- **TASK TO COMPLETE**: Report how many lines below contain the word "Explain". Give only the number.

-- BEGIN MATERIAL TO PROCESS --

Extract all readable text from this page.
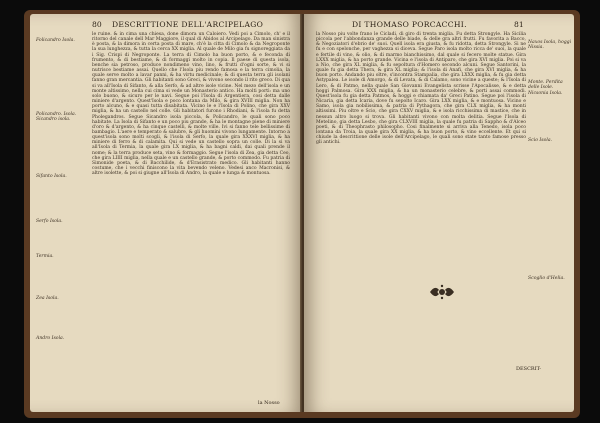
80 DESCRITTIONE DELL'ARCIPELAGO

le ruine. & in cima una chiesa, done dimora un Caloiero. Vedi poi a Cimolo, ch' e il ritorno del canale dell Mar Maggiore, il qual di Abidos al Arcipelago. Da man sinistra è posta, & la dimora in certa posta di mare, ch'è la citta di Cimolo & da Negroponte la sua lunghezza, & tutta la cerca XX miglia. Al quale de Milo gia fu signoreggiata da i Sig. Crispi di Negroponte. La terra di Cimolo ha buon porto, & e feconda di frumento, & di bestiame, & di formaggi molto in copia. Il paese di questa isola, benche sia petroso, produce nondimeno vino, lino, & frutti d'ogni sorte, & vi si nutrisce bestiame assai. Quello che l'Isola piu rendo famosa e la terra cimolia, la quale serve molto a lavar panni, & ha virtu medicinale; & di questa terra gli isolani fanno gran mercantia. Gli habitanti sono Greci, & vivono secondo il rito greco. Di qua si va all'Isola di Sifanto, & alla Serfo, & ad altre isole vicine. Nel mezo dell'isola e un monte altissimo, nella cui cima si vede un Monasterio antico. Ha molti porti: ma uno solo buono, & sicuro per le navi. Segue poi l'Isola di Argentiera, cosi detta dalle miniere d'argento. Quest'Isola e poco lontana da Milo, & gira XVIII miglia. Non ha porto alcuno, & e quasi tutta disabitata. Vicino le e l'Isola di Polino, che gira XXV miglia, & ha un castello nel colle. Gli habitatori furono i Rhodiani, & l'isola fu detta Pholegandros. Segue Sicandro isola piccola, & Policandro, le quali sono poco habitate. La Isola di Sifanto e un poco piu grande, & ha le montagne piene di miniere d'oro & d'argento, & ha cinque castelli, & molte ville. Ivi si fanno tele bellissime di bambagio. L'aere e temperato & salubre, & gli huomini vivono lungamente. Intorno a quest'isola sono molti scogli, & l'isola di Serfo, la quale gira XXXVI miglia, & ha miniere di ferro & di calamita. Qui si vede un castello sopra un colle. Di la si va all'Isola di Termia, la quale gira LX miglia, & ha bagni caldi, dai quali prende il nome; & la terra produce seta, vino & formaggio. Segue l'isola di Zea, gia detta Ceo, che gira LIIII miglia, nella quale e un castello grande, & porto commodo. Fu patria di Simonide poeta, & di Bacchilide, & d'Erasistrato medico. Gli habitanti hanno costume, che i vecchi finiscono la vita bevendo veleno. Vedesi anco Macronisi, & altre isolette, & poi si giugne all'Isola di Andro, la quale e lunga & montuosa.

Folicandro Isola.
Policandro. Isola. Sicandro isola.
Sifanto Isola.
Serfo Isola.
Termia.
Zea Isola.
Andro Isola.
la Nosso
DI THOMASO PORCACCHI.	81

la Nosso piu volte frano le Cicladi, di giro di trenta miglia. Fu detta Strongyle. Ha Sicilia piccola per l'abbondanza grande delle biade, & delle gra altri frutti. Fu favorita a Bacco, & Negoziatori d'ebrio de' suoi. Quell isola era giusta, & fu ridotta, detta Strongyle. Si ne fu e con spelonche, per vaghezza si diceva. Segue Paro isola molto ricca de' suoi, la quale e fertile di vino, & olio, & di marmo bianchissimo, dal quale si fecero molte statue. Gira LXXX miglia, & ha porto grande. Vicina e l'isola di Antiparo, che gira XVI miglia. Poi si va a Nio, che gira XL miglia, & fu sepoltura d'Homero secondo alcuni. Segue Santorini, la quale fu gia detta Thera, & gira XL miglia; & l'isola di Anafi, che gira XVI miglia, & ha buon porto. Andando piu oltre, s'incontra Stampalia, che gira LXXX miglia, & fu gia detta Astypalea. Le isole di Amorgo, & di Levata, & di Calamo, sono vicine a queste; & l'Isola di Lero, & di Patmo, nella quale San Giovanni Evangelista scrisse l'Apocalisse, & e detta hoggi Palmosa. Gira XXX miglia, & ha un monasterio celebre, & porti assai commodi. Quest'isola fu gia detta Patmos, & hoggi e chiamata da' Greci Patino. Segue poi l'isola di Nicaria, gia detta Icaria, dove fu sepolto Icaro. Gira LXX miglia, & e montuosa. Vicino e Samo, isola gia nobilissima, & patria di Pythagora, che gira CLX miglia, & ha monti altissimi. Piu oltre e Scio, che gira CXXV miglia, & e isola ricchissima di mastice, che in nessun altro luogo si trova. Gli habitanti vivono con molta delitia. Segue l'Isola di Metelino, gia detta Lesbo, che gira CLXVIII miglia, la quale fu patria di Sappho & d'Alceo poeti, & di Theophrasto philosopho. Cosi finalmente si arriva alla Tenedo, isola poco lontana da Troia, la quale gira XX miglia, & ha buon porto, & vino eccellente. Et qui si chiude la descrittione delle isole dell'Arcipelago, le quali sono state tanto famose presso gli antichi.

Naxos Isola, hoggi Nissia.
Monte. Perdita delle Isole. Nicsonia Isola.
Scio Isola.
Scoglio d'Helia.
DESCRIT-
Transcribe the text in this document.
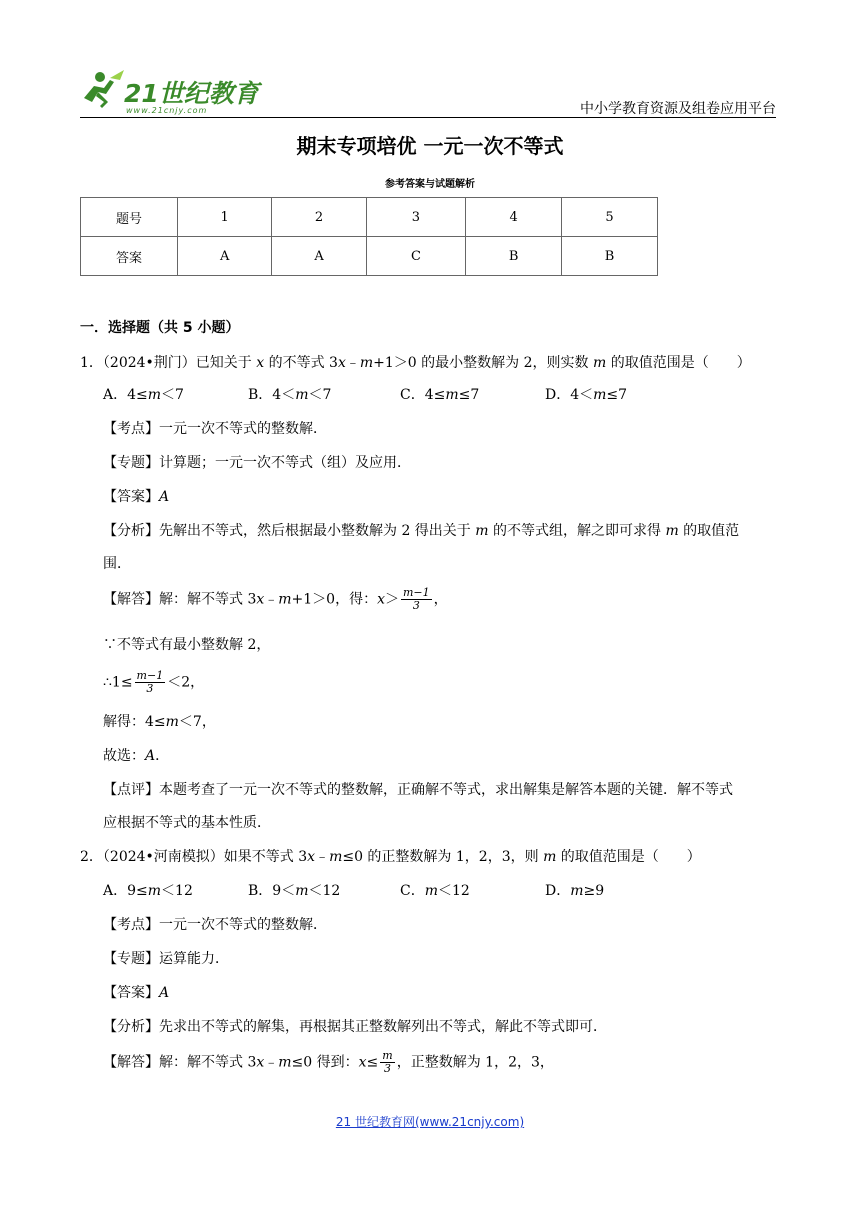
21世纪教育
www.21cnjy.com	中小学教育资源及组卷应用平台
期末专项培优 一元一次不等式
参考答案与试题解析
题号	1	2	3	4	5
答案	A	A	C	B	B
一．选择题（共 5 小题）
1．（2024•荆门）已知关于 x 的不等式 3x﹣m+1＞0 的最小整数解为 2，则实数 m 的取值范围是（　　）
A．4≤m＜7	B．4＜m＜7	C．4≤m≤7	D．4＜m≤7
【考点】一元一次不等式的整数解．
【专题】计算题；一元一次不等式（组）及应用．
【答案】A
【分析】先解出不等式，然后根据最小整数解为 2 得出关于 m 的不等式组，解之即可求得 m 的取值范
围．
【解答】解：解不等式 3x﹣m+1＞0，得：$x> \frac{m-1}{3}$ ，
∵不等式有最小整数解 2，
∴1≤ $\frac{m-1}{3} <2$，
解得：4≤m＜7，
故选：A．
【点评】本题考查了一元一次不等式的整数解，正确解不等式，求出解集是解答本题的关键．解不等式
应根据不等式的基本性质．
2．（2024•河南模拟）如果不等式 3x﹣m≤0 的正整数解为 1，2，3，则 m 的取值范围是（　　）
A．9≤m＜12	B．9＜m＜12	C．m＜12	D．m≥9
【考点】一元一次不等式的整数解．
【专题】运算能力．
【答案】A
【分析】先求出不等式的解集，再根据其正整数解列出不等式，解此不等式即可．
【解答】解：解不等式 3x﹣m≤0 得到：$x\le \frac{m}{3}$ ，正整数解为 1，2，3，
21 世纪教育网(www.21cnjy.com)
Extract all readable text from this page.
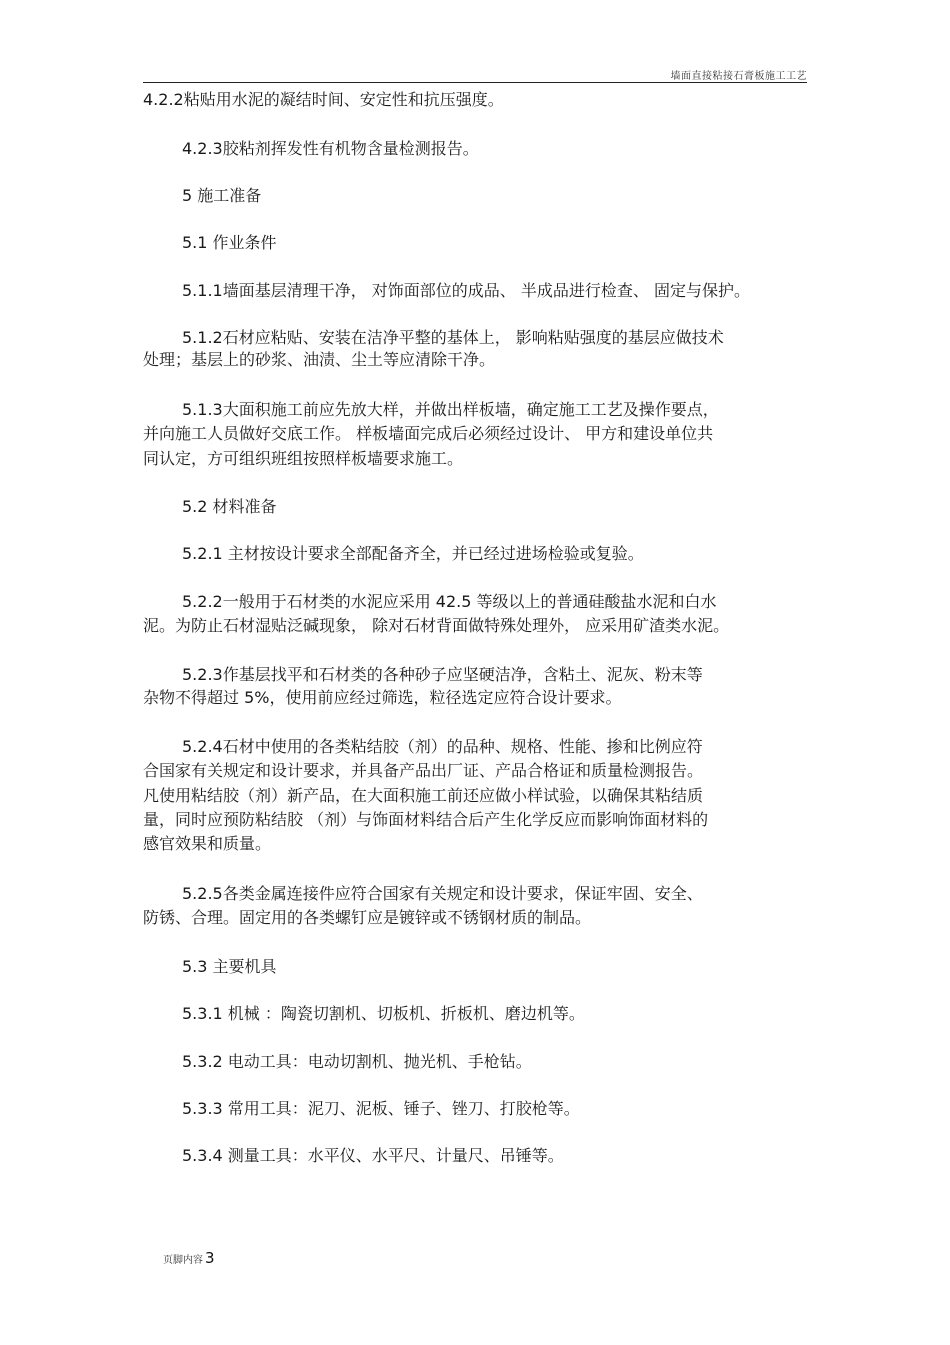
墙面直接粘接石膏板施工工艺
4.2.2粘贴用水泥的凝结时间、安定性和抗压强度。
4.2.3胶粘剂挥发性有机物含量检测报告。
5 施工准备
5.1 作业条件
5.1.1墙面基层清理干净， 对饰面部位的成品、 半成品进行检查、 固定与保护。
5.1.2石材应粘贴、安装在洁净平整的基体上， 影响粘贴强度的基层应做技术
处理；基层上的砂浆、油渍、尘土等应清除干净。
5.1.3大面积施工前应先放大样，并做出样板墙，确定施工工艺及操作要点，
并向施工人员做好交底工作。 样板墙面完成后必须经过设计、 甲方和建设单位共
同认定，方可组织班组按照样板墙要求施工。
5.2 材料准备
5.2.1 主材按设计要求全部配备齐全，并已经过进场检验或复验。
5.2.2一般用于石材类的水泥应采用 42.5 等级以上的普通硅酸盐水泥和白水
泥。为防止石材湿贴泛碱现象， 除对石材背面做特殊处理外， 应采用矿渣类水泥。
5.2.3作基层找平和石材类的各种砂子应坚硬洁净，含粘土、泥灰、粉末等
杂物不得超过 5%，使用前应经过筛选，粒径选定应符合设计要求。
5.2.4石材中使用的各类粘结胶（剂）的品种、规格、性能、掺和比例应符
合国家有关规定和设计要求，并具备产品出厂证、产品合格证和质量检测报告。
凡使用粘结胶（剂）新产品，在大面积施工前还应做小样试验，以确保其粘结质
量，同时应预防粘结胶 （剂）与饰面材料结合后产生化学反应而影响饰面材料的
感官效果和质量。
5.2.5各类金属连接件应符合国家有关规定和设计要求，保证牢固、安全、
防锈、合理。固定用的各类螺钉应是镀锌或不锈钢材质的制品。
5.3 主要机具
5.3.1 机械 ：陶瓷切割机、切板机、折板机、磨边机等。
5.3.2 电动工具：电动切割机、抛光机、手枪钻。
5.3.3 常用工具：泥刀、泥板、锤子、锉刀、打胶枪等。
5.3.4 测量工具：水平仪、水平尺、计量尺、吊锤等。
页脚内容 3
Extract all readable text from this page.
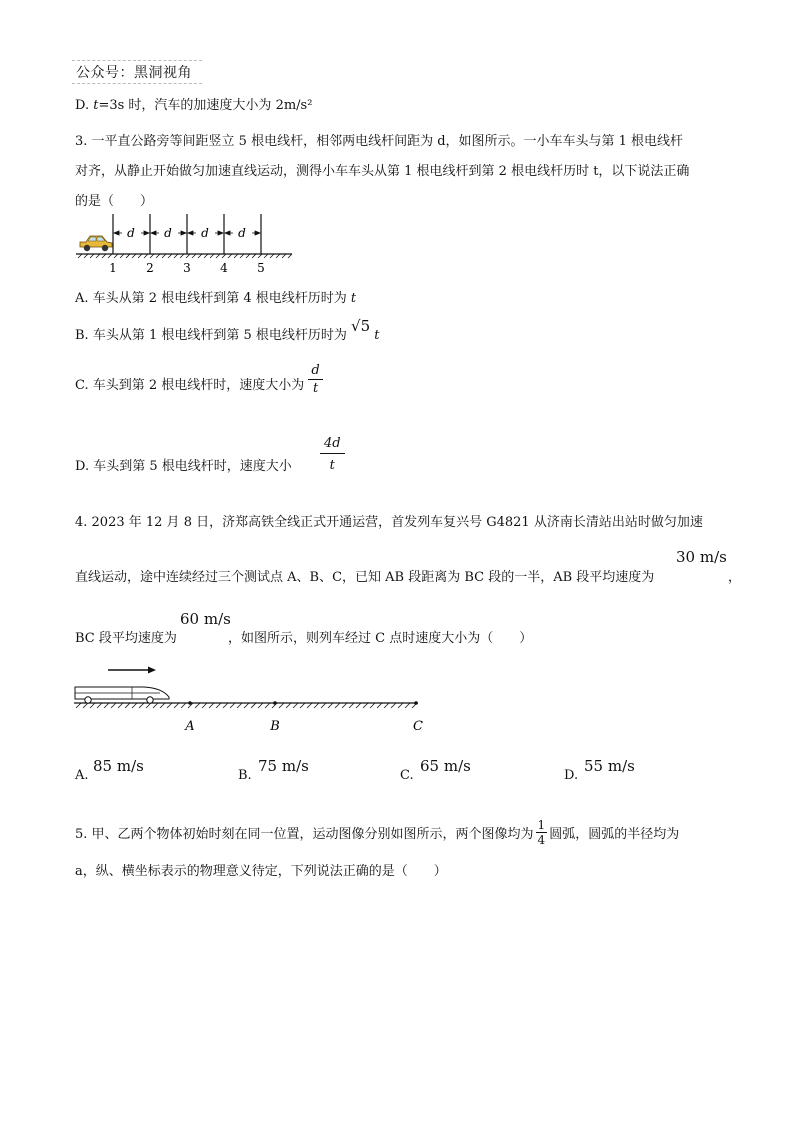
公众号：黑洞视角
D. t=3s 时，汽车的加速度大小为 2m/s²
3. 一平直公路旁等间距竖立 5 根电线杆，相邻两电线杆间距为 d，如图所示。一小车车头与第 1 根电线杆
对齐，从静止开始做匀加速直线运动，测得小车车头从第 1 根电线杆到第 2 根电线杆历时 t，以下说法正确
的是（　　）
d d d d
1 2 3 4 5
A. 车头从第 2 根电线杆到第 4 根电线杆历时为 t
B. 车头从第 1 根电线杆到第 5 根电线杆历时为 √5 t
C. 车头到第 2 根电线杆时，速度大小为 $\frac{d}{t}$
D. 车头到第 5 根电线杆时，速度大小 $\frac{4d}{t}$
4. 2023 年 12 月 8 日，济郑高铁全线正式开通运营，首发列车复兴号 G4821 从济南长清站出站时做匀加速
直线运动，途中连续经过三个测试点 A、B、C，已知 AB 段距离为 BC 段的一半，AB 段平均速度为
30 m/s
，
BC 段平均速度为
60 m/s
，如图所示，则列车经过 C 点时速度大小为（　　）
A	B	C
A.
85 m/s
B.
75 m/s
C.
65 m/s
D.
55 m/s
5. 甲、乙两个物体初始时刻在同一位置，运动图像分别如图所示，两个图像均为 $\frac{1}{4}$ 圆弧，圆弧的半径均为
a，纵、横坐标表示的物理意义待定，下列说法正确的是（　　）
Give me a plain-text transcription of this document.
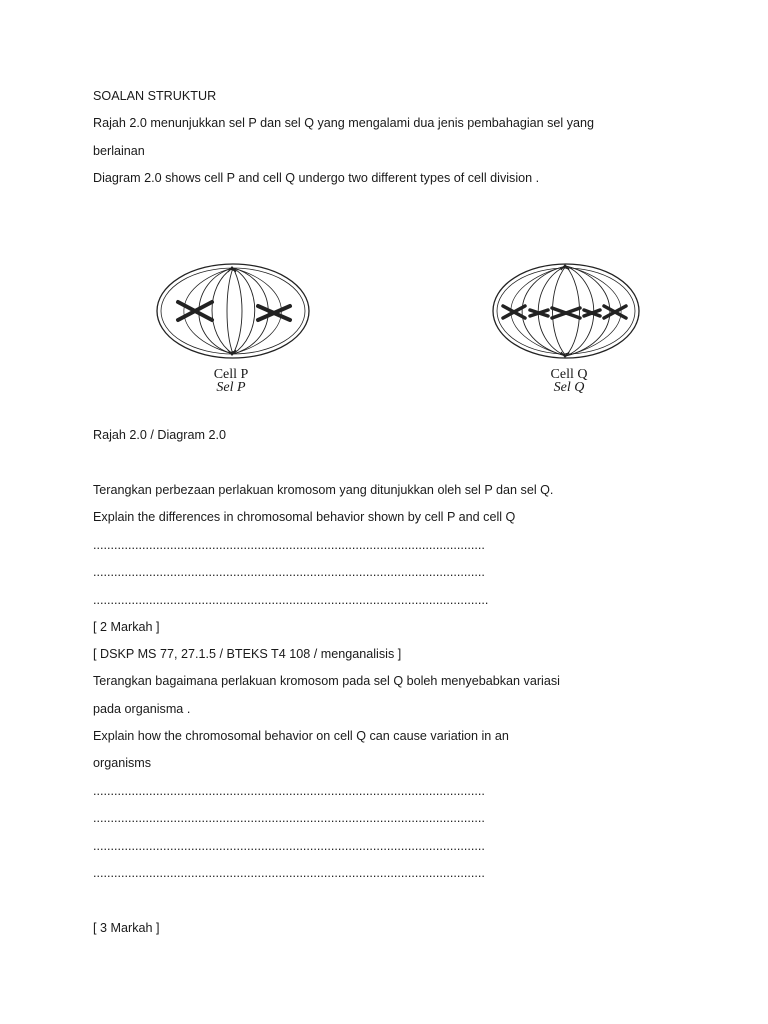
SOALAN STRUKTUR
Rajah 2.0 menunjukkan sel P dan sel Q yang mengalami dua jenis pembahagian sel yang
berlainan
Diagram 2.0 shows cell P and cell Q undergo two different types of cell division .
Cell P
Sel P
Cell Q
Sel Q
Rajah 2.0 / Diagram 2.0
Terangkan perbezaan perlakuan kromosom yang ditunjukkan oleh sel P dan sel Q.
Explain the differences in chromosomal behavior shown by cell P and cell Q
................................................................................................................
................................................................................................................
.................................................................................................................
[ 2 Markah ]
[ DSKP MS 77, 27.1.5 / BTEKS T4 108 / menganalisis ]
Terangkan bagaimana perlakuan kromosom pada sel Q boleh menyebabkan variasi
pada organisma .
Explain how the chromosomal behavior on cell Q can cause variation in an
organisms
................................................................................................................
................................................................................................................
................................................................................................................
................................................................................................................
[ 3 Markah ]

-- END MATERIAL TO PROCESS --

- **OUTPUT OF THE TASK**: 2